§ Task prompt
Repeat the material verbatim. Images are excluded from the copy.

Figure record listings:
_ _ _ _

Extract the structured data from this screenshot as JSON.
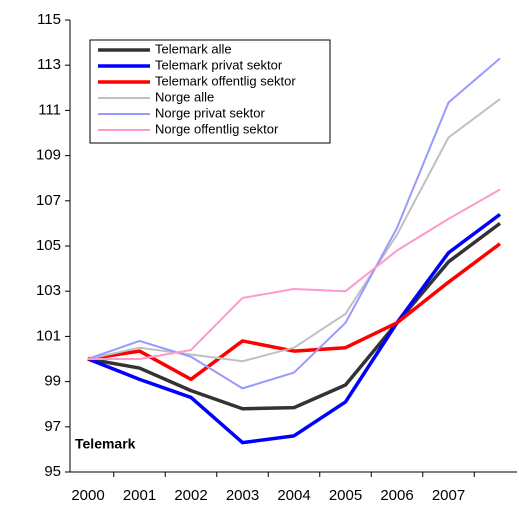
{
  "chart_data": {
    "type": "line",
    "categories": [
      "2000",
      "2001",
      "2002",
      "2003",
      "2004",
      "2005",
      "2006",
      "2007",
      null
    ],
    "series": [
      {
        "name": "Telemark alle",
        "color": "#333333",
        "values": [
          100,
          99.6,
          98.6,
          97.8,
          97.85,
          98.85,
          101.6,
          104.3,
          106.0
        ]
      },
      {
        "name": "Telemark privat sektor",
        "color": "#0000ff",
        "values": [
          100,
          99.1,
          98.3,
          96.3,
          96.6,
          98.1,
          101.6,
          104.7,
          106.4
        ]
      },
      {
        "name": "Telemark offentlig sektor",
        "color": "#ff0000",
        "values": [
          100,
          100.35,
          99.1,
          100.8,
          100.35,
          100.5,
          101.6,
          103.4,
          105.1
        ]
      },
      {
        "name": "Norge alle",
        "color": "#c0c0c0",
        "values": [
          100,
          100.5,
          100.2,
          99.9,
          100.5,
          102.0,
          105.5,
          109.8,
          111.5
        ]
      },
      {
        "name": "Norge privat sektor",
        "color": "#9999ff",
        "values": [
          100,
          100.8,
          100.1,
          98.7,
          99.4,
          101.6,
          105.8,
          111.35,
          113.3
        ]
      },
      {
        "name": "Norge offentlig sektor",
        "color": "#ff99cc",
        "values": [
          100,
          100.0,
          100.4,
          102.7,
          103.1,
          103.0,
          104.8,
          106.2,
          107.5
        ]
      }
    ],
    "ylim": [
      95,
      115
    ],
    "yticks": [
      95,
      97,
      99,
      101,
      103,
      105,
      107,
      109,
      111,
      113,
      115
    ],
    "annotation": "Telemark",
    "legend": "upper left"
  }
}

_ _ _ _

§ Worked answer
Extract the structured data from this screenshot as JSON.
{
  "chart_data": {
    "type": "line",
    "categories": [
      "2000",
      "2001",
      "2002",
      "2003",
      "2004",
      "2005",
      "2006",
      "2007",
      null
    ],
    "series": [
      {
        "name": "Telemark alle",
        "color": "#333333",
        "values": [
          100,
          99.6,
          98.6,
          97.8,
          97.85,
          98.85,
          101.6,
          104.3,
          106.0
        ]
      },
      {
        "name": "Telemark privat sektor",
        "color": "#0000ff",
        "values": [
          100,
          99.1,
          98.3,
          96.3,
          96.6,
          98.1,
          101.6,
          104.7,
          106.4
        ]
      },
      {
        "name": "Telemark offentlig sektor",
        "color": "#ff0000",
        "values": [
          100,
          100.35,
          99.1,
          100.8,
          100.35,
          100.5,
          101.6,
          103.4,
          105.1
        ]
      },
      {
        "name": "Norge alle",
        "color": "#c0c0c0",
        "values": [
          100,
          100.5,
          100.2,
          99.9,
          100.5,
          102.0,
          105.5,
          109.8,
          111.5
        ]
      },
      {
        "name": "Norge privat sektor",
        "color": "#9999ff",
        "values": [
          100,
          100.8,
          100.1,
          98.7,
          99.4,
          101.6,
          105.8,
          111.35,
          113.3
        ]
      },
      {
        "name": "Norge offentlig sektor",
        "color": "#ff99cc",
        "values": [
          100,
          100.0,
          100.4,
          102.7,
          103.1,
          103.0,
          104.8,
          106.2,
          107.5
        ]
      }
    ],
    "ylim": [
      95,
      115
    ],
    "yticks": [
      95,
      97,
      99,
      101,
      103,
      105,
      107,
      109,
      111,
      113,
      115
    ],
    "annotation": "Telemark",
    "legend": "upper left"
  }
}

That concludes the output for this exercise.